(Exercise details) Look through the records that follow. Copy every line containing the word "Featured".

(Dataset entries)

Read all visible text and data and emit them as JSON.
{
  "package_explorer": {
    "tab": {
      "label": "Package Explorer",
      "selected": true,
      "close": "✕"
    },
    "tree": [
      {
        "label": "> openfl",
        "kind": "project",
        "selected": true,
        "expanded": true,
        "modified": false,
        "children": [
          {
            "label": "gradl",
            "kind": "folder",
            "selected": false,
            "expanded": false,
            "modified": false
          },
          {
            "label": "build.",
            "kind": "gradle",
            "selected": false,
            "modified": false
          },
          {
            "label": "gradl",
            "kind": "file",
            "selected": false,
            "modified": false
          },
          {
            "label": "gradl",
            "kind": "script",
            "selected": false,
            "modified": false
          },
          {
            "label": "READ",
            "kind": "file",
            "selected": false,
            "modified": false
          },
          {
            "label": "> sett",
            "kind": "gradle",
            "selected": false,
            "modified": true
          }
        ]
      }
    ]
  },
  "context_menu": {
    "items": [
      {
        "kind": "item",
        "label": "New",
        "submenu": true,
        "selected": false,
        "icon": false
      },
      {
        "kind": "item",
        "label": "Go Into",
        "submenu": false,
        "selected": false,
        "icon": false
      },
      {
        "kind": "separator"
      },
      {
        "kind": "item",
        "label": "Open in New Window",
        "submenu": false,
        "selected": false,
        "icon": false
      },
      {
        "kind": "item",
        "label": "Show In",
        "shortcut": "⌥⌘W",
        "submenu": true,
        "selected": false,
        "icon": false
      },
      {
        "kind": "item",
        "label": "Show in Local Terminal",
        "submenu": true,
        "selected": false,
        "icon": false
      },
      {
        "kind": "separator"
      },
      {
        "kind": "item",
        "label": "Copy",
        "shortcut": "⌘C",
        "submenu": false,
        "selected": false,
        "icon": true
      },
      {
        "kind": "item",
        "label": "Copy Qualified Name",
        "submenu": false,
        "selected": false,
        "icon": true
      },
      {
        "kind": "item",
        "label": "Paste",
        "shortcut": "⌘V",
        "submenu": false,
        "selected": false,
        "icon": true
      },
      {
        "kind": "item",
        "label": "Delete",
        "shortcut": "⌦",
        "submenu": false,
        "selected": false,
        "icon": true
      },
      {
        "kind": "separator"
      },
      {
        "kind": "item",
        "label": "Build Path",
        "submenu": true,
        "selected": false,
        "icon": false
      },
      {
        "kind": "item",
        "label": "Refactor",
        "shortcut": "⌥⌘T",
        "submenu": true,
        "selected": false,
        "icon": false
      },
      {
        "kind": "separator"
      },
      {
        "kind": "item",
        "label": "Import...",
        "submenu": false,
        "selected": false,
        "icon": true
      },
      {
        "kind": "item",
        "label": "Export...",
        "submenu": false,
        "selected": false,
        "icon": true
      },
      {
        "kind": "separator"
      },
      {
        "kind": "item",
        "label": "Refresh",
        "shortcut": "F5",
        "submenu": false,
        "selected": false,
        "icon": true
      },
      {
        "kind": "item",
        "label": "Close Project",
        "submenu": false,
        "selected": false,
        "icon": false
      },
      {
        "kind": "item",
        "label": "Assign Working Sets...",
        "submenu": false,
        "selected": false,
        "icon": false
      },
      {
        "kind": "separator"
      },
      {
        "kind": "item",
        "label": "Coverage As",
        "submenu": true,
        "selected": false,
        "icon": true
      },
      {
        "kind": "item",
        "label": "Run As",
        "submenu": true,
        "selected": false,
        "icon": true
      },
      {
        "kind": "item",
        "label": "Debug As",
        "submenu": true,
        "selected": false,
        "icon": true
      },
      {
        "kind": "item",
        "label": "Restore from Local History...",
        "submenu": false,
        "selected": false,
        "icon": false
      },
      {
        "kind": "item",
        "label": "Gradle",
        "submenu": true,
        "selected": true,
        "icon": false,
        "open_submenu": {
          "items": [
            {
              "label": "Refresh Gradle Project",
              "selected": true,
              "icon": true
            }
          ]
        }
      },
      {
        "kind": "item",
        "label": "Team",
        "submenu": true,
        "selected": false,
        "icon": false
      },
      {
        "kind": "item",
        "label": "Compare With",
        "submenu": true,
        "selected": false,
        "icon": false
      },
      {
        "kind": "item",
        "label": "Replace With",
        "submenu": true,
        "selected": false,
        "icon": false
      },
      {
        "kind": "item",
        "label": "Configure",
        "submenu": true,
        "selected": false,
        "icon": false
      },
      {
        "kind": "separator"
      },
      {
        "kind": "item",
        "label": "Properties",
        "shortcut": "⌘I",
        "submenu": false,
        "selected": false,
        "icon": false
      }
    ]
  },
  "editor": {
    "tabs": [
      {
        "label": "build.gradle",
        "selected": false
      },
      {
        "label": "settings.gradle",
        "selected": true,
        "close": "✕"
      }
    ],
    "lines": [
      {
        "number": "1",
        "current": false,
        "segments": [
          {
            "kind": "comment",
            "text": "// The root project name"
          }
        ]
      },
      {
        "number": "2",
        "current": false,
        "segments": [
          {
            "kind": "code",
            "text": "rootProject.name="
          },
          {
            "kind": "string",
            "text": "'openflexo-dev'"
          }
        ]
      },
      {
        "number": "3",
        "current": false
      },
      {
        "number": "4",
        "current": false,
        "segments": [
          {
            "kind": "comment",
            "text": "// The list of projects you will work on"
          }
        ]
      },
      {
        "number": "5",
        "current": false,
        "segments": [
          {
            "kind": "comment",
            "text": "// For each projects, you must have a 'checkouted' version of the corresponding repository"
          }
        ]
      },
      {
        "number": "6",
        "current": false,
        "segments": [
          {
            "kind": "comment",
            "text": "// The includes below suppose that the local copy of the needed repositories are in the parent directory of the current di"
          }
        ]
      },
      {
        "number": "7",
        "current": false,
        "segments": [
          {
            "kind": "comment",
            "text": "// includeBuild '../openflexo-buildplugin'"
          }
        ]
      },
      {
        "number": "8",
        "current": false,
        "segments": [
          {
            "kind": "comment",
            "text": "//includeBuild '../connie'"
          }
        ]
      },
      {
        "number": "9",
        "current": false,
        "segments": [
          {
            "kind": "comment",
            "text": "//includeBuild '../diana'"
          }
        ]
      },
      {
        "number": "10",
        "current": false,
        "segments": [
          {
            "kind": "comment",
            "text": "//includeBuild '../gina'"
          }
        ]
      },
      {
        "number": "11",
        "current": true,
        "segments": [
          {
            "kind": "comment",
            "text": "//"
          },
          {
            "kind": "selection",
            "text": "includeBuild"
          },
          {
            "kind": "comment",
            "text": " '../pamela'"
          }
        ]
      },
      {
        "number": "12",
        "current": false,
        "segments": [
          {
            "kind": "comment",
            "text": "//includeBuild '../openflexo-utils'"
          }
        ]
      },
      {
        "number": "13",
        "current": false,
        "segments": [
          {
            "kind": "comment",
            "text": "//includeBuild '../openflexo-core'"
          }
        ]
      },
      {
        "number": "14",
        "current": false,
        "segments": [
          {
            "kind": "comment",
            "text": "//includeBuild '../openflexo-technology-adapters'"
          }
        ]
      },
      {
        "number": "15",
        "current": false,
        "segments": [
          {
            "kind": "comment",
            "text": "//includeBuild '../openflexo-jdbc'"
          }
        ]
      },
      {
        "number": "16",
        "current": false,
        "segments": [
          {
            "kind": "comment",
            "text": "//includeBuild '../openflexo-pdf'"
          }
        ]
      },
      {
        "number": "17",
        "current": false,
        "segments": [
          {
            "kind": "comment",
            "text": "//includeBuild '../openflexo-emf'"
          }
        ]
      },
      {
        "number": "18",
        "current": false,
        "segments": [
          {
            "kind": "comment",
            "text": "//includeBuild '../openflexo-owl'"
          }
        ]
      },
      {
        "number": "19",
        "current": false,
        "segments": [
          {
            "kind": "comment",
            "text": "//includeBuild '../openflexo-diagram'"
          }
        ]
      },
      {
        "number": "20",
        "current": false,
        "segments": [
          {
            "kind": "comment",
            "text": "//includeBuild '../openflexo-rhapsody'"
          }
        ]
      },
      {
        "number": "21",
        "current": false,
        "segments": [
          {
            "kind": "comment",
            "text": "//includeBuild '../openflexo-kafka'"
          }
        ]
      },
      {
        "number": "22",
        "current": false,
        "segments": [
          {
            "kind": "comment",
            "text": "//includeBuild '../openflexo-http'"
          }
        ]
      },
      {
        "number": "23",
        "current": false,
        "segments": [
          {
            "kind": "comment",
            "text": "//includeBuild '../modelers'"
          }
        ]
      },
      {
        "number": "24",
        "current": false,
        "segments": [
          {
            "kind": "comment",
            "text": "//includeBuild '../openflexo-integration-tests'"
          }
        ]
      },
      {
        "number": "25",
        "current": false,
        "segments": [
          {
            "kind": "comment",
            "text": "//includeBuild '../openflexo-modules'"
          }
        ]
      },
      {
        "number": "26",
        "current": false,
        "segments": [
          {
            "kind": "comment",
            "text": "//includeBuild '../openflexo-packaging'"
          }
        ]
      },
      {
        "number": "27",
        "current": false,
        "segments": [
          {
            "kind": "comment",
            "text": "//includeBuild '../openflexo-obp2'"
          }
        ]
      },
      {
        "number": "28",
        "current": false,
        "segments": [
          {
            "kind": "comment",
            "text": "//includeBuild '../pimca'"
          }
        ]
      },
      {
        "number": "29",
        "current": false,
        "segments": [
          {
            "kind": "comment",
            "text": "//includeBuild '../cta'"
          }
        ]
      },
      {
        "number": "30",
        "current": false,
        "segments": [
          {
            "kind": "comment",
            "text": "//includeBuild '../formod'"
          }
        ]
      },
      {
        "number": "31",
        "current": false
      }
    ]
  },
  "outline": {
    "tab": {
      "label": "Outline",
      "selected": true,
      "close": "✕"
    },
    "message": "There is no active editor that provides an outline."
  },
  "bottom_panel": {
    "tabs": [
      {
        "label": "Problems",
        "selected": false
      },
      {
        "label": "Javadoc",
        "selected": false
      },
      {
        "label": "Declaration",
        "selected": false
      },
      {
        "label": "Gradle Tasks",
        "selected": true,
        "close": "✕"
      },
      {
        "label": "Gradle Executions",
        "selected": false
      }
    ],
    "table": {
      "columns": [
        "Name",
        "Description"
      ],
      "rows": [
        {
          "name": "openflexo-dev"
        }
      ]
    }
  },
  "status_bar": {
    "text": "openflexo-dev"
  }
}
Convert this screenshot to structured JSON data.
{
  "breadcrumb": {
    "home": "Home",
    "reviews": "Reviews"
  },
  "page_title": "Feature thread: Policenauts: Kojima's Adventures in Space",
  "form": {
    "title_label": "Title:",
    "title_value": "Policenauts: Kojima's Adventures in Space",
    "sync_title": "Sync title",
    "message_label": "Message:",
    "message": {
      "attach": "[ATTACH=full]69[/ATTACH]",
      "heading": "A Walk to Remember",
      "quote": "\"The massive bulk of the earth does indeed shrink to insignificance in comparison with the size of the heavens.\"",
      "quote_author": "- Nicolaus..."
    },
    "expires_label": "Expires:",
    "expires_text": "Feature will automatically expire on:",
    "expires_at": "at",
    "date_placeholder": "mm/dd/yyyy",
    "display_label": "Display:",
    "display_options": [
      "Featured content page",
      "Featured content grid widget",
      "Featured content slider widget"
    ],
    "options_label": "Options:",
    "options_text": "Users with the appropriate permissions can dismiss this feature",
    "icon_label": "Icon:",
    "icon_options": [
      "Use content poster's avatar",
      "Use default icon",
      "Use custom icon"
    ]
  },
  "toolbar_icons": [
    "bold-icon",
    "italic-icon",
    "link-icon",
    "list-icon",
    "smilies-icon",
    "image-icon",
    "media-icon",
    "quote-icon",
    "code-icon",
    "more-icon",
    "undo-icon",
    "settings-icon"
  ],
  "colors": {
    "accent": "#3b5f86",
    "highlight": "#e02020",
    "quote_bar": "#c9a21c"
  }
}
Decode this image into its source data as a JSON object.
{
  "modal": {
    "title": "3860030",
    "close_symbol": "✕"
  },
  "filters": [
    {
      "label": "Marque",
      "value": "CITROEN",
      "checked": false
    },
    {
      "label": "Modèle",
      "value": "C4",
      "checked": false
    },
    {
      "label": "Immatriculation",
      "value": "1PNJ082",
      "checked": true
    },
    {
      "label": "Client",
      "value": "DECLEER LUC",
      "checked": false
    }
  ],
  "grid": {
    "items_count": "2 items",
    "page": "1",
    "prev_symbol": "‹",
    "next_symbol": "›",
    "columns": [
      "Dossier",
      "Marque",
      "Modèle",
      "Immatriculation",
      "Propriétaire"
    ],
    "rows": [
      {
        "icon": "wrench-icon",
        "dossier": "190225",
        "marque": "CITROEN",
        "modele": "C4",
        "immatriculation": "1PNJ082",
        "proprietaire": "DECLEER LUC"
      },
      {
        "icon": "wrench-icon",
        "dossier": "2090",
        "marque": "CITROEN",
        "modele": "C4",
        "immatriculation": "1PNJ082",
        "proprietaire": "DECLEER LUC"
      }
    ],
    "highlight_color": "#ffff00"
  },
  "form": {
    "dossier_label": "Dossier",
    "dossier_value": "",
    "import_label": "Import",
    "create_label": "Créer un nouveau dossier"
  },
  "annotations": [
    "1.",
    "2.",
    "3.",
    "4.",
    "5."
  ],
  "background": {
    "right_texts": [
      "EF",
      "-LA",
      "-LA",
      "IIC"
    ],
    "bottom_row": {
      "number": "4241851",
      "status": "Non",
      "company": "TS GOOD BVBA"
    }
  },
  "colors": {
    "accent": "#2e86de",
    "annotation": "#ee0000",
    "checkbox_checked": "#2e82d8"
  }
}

(Result of this exercise)
      "Featured content page",
      "Featured content grid widget",
      "Featured content slider widget"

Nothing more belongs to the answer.